» TASK INSTRUCTIONS:
Search the material for the word "from" and copy each line that holds it.

» RECORDS FOR THIS TASK:
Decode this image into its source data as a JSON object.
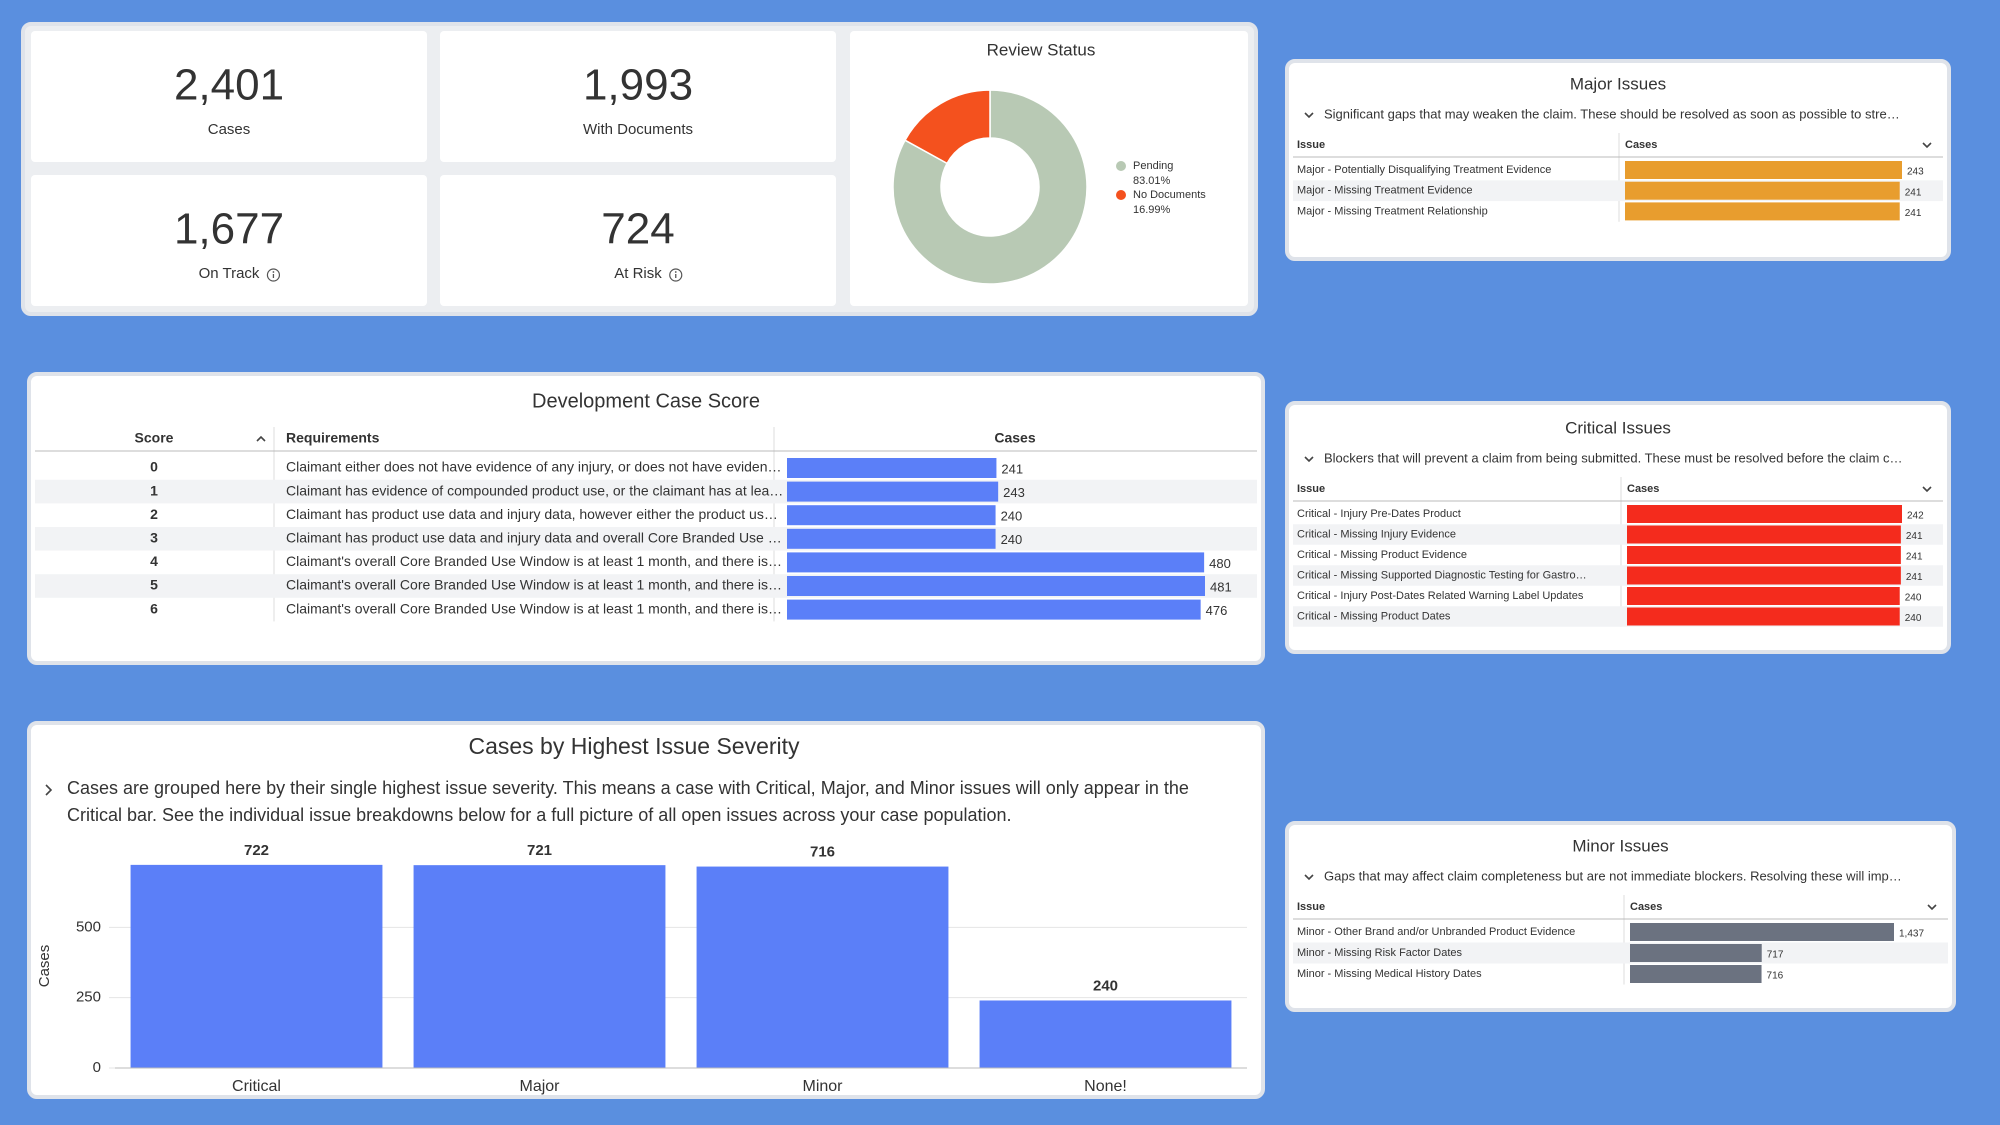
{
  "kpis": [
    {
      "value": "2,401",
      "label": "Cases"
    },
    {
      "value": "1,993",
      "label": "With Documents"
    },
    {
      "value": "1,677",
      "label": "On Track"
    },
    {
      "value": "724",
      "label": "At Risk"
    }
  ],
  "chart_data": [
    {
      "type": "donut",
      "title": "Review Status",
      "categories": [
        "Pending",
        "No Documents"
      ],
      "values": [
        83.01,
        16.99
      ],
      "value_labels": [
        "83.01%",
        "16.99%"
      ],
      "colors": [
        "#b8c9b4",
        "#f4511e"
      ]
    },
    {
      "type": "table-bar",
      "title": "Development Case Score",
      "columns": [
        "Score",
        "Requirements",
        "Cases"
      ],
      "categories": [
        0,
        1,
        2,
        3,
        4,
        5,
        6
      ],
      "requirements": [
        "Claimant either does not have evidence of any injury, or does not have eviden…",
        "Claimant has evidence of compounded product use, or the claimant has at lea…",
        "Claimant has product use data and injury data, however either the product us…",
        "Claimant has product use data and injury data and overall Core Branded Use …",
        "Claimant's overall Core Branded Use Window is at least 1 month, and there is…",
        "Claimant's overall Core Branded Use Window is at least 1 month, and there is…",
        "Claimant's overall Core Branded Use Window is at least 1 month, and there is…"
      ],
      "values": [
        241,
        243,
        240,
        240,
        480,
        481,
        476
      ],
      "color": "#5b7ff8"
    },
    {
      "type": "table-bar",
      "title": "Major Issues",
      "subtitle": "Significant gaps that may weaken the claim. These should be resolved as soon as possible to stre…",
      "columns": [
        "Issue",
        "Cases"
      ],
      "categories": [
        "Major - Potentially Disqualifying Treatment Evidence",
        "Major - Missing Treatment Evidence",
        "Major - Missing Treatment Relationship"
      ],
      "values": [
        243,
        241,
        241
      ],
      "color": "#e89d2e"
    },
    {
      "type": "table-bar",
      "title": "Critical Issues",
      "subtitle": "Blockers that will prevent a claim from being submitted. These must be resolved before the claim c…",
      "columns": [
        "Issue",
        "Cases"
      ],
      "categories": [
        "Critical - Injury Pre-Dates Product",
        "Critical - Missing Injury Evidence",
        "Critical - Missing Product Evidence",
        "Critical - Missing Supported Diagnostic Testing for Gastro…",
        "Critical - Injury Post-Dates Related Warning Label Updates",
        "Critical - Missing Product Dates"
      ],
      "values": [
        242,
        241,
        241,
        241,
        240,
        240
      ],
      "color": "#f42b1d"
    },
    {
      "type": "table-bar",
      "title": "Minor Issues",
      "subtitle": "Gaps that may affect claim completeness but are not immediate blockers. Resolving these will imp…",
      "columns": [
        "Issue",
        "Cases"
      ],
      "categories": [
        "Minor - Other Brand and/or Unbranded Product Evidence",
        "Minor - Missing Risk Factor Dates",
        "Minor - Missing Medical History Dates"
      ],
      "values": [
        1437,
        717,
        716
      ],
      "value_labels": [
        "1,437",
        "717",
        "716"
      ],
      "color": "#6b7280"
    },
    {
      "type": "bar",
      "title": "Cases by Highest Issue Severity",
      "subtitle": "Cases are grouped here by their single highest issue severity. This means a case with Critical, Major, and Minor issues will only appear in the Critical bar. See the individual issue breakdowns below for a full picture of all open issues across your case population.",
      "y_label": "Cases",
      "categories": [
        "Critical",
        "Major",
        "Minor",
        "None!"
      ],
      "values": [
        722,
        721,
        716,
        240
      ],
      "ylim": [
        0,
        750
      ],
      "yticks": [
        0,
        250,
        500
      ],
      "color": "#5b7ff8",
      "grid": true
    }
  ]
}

* * *

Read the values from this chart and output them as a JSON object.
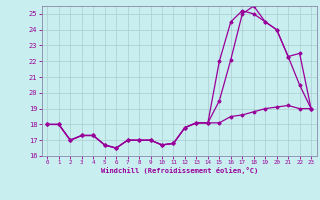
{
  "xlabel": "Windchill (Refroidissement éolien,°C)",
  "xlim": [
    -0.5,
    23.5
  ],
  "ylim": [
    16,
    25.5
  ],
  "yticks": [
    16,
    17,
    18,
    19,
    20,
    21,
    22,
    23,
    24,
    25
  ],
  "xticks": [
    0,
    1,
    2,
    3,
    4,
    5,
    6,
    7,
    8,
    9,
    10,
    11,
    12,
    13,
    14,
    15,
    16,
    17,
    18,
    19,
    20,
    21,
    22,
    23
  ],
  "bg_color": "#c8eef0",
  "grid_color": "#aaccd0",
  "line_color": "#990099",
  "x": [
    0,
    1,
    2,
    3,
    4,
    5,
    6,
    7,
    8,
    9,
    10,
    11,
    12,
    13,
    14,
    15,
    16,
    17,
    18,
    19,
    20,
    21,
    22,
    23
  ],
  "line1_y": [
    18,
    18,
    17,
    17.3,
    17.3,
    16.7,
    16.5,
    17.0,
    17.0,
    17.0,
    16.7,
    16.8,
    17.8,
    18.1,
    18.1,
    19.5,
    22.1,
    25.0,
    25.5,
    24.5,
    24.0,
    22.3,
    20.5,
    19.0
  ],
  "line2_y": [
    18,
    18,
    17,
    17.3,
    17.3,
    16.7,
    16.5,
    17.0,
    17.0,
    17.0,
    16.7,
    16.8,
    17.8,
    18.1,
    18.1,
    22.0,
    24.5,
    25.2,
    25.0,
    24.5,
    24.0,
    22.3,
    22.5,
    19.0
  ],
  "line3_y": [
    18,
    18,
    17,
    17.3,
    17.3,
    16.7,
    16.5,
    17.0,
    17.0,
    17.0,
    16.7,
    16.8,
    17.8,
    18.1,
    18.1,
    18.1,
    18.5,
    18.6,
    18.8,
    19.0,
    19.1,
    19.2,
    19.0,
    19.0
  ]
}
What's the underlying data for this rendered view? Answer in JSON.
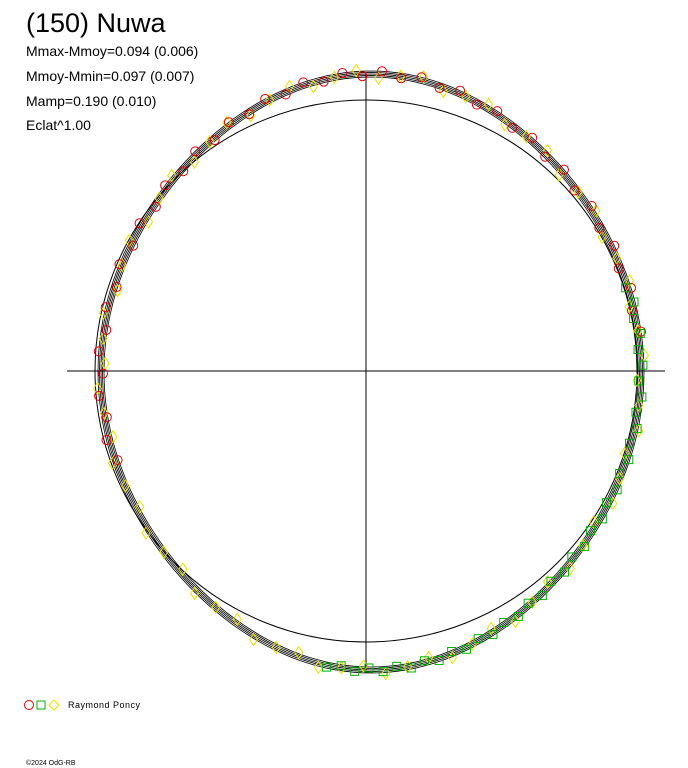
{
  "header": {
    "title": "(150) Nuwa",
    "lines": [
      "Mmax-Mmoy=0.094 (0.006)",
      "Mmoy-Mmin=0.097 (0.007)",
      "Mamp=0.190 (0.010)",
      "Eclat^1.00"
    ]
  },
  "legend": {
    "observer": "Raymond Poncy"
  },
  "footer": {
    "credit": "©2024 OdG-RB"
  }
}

» CORRECT ANSWER:
      "subtitle": "Blockers that will prevent a claim from being submitted. These must be resolved before the claim c…",
Read the values from this chart and output them as a JSON object.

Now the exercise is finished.